Begin Page text
# How big is your poodles neck?



## brownlikewoah (May 3, 2012)

Zora won a gift certificate online for a photo contest, and I'm planning on using it towards a new collar and leash... problem is, she's currently 4 months old, and I'm not sure how big her neck will be when she's an adult. Her mom was 24", her Dad 27" (If I remember correctly)... how big will her neck aprox be when full grown? About 12"?


----------



## AngelsMommy (Nov 3, 2012)

My spoo takes between a 18 to 20 inch collar. She is 24 at shoulder so that should help. I would go big as it can be taken up by making a hole, but it is pretty hard to make longer. 
Congrats on the contest, I hope you find just the right collar and lead for you both. I love my matching ones.


----------



## brownlikewoah (May 3, 2012)

Thanks for the reply! The instructions online say to measure your dog's "true" neck size, then it varies a couple inches from that for the collar size. Hope I pick the right size!


----------



## CharismaticMillie (Jun 16, 2010)

Both of mine have around a 14 inch neck. They are 24 inches and 25 inches tall. This is actual neck size. To measure, I would get a soft tapemeasure and wrap it around the neck snugly.


----------



## Quossum (Mar 18, 2011)

I've bought several collars from 2 Hounds Designs, and my 24" tall Sugarfoot wears their "medium," or 14-18 inch size. I think when I measured for sizing his neck was about 15" or so.

--Q


----------



## phrannie (Jan 8, 2011)

*Lola is 8 months, and 24" tall....her neck is 14" at last measuring. She's my first Spoo, so I have no idea of their growth rate. If she was a GSD, I'd know she was going to get a lot bigger...do Spoo's finish growing earlier than 18 months?

p*


----------



## Sawyersmomma (May 28, 2012)

Sawyer is 27.5'' tall and his neck is 16''. I normally get him an 18-20'' collar though, simply because I can't find a proper fitting smaller one, and this still doesn't slide off. Ideally I would want one meant for 16'' though


----------



## brownlikewoah (May 3, 2012)

awesome  thanks for the info everyone. I'll look for one for a 14" sized neck.


----------



## AngelsMommy (Nov 3, 2012)

I forgot to mention that my dogs actual neck measures 15.5 without fur and fluff.  I get the larger because I have had the problem with not having a tail to tuck and they would come undone. But I am working on a nice custom fitting leather that I am making for her. I also don't use it for taking her for walks, we have a harness for that. It is mainly for her tags. And being pretty.


----------



## Agidog (Jun 4, 2012)

Mine is so so tiny around the neck under all her wool and I had a cats collar on her at 9 weeks and it still fits her now at 11months and potentially fully grown.
End Page text
§ **Task directions**
Transcribe the passage of the poodle neck-size thread that starts with "I forgot to" and goes on through "And being pretty.".
Begin Dataset content
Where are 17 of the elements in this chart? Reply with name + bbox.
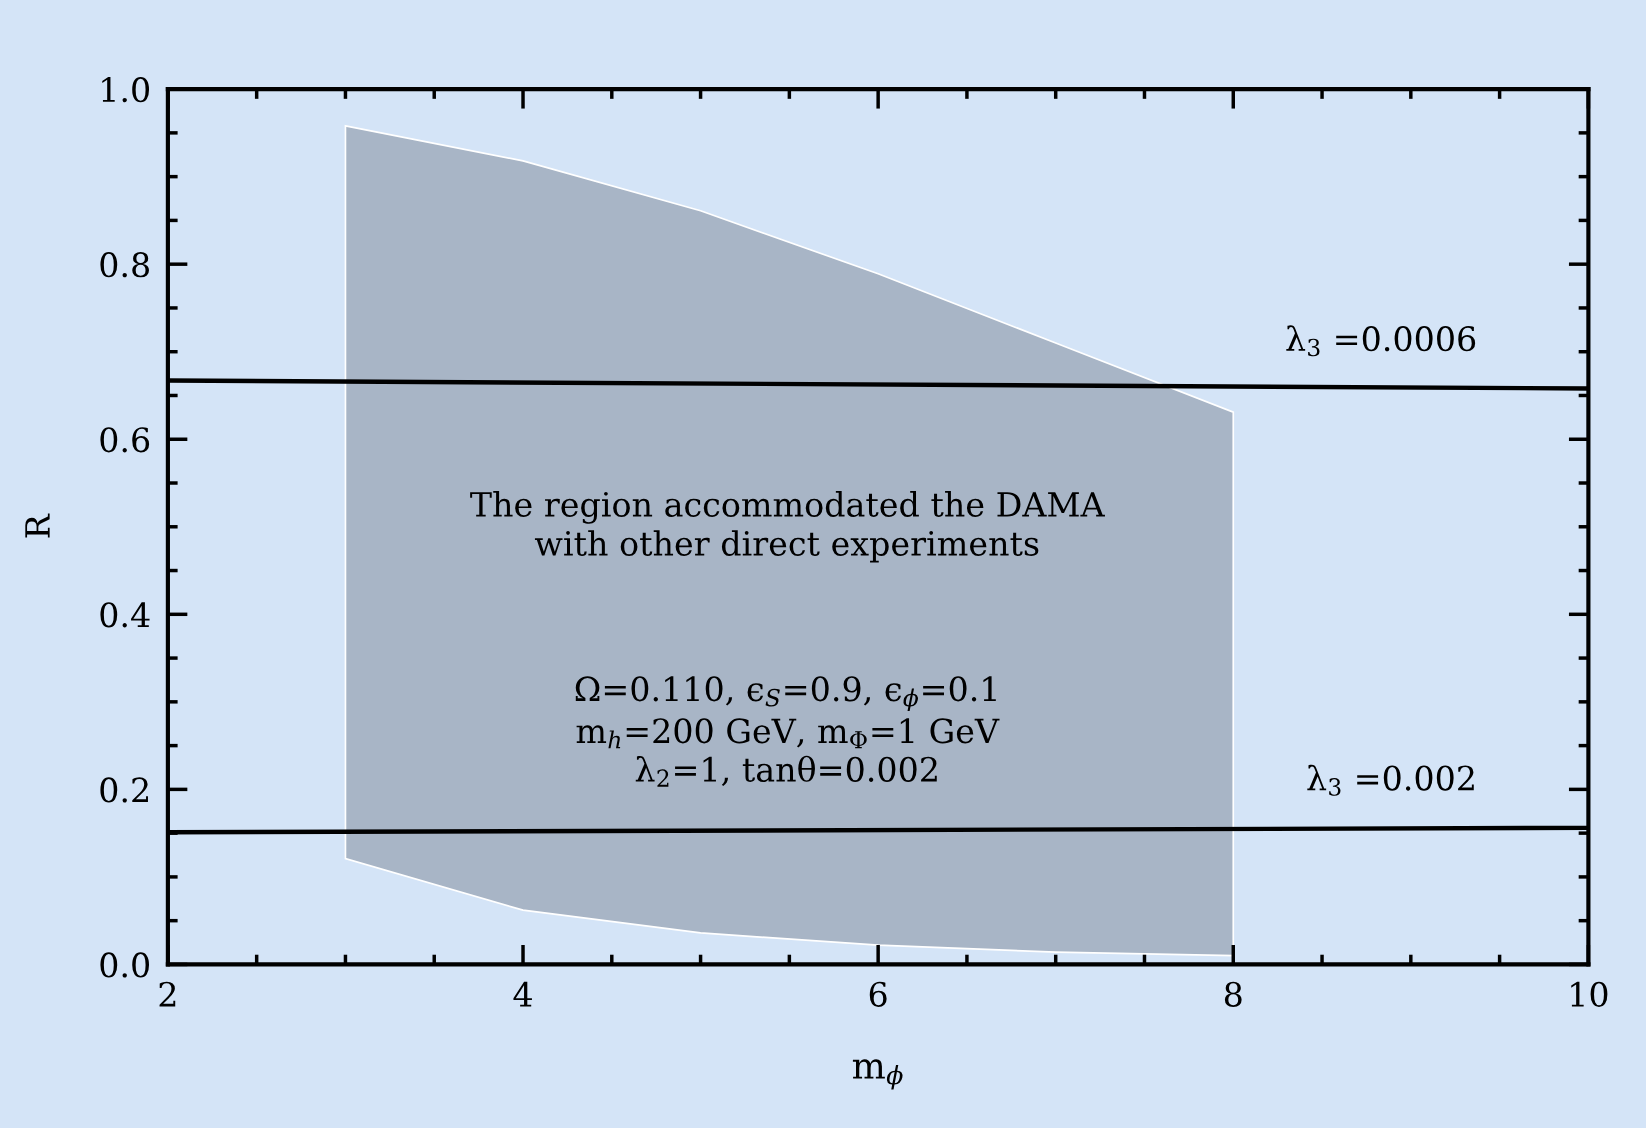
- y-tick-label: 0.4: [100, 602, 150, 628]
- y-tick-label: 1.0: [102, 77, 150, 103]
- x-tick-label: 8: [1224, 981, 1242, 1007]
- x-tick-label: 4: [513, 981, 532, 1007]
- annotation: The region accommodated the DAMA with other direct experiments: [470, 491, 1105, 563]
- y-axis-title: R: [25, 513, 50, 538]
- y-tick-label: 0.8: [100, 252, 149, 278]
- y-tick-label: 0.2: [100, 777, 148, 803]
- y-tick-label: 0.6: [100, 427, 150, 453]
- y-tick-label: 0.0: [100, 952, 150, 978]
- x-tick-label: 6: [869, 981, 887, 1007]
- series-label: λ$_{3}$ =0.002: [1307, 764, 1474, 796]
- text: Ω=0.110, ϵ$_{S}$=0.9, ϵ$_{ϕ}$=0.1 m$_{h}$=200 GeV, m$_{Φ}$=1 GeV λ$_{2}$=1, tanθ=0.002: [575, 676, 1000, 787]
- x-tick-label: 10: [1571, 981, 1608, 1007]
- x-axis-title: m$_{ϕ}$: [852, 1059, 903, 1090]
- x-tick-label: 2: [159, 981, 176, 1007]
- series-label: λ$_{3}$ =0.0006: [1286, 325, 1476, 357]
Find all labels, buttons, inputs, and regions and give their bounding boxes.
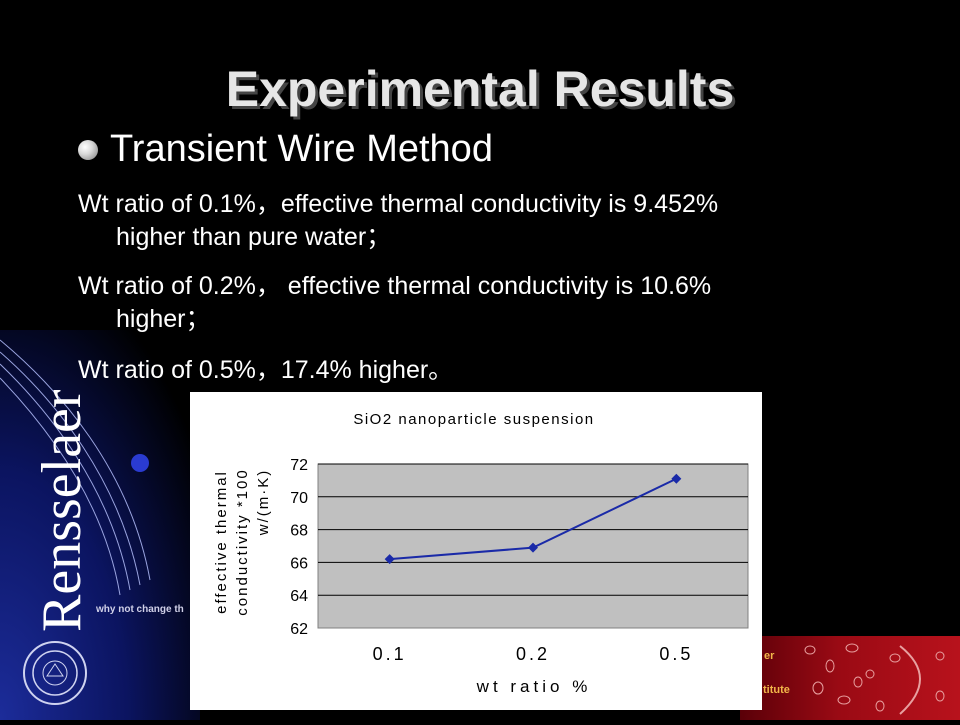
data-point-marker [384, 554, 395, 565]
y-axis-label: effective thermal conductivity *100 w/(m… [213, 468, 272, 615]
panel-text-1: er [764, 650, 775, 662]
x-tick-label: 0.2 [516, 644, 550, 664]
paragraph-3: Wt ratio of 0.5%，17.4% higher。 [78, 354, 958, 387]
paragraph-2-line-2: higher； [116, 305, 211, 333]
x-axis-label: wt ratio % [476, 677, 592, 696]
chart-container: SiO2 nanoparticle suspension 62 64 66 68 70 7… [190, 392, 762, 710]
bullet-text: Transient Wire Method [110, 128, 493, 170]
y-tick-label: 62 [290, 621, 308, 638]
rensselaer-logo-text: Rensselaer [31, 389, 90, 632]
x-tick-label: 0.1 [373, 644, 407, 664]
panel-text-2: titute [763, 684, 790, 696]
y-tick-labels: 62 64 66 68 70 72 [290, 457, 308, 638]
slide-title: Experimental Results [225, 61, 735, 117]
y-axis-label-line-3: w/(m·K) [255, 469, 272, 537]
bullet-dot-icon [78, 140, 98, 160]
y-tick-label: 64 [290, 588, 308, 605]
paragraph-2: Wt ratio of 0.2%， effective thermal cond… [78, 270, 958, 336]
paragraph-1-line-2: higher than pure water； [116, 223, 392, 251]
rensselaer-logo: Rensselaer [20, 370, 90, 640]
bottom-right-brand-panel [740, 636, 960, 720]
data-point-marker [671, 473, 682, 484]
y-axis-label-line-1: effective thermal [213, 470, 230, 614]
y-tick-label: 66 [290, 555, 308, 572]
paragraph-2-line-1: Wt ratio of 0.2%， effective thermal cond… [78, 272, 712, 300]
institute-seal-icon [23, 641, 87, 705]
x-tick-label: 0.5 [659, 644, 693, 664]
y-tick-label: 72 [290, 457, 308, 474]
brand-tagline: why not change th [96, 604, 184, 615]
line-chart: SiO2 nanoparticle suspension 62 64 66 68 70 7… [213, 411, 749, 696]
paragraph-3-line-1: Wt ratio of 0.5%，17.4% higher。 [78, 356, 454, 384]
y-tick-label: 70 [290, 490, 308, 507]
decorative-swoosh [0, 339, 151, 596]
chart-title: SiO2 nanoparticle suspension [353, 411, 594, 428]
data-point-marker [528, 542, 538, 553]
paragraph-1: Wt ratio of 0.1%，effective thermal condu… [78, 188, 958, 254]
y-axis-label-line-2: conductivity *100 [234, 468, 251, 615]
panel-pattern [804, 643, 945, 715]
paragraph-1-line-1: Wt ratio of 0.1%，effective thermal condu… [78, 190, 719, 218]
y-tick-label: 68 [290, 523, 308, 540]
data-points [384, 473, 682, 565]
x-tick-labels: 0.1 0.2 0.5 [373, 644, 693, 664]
End Dataset content
§ **Expected output**
I forgot to mention that my dogs actual neck measures 15.5 without fur and fluff.  I get the larger because I have had the problem with not having a tail to tuck and they would come undone. But I am working on a nice custom fitting leather that I am making for her. I also don't use it for taking her for walks, we have a harness for that. It is mainly for her tags. And being pretty.